--- begin ---
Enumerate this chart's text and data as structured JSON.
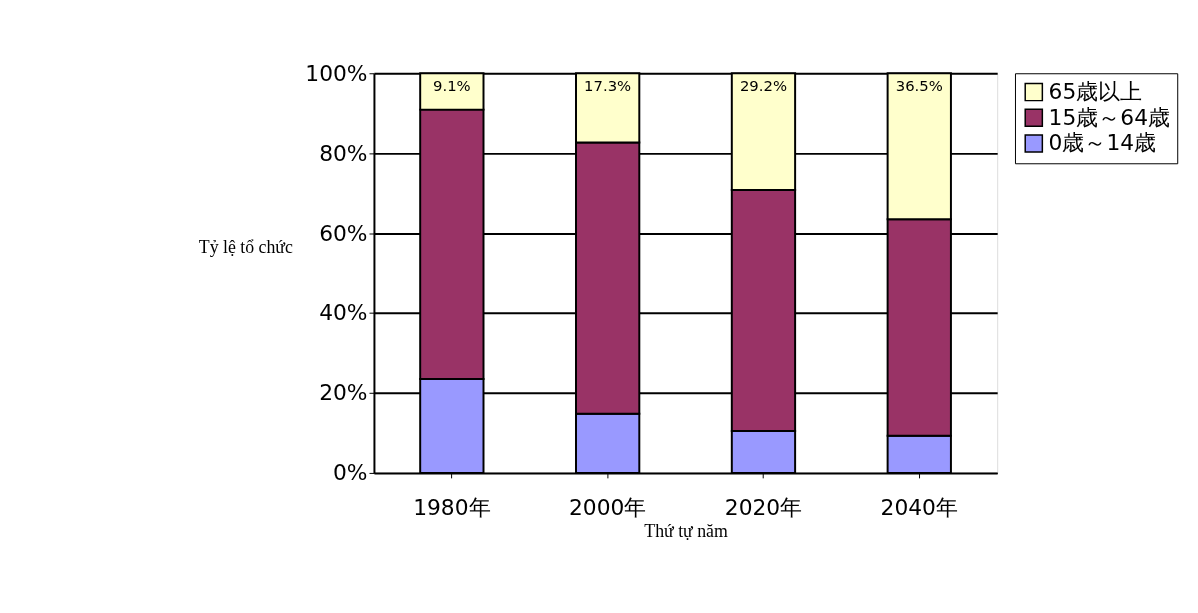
{
  "chart_data": {
    "type": "bar",
    "stacked": true,
    "xlabel": "Thứ tự năm",
    "ylabel": "Tỷ lệ tổ chức",
    "categories": [
      "1980年",
      "2000年",
      "2020年",
      "2040年"
    ],
    "series": [
      {
        "name": "0歳～14歳",
        "color": "#9999ff",
        "values": [
          23.5,
          14.8,
          10.5,
          9.3
        ]
      },
      {
        "name": "15歳～64歳",
        "color": "#993366",
        "values": [
          67.4,
          67.9,
          60.3,
          54.2
        ]
      },
      {
        "name": "65歳以上",
        "color": "#ffffcc",
        "values": [
          9.1,
          17.3,
          29.2,
          36.5
        ],
        "value_labels": [
          "9.1%",
          "17.3%",
          "29.2%",
          "36.5%"
        ]
      }
    ],
    "ylim": [
      0,
      100
    ],
    "yticks": [
      {
        "value": 0,
        "label": "0%"
      },
      {
        "value": 20,
        "label": "20%"
      },
      {
        "value": 40,
        "label": "40%"
      },
      {
        "value": 60,
        "label": "60%"
      },
      {
        "value": 80,
        "label": "80%"
      },
      {
        "value": 100,
        "label": "100%"
      }
    ],
    "grid": "y",
    "legend": "right"
  }
}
--- end ---
Without including any picture, repeat the data exactly.

Enumerate this chart's text and data as structured JSON.
{
  "chart_data": {
    "type": "bar",
    "stacked": true,
    "xlabel": "Thứ tự năm",
    "ylabel": "Tỷ lệ tổ chức",
    "categories": [
      "1980年",
      "2000年",
      "2020年",
      "2040年"
    ],
    "series": [
      {
        "name": "0歳～14歳",
        "color": "#9999ff",
        "values": [
          23.5,
          14.8,
          10.5,
          9.3
        ]
      },
      {
        "name": "15歳～64歳",
        "color": "#993366",
        "values": [
          67.4,
          67.9,
          60.3,
          54.2
        ]
      },
      {
        "name": "65歳以上",
        "color": "#ffffcc",
        "values": [
          9.1,
          17.3,
          29.2,
          36.5
        ],
        "value_labels": [
          "9.1%",
          "17.3%",
          "29.2%",
          "36.5%"
        ]
      }
    ],
    "ylim": [
      0,
      100
    ],
    "yticks": [
      {
        "value": 0,
        "label": "0%"
      },
      {
        "value": 20,
        "label": "20%"
      },
      {
        "value": 40,
        "label": "40%"
      },
      {
        "value": 60,
        "label": "60%"
      },
      {
        "value": 80,
        "label": "80%"
      },
      {
        "value": 100,
        "label": "100%"
      }
    ],
    "grid": "y",
    "legend": "right"
  }
}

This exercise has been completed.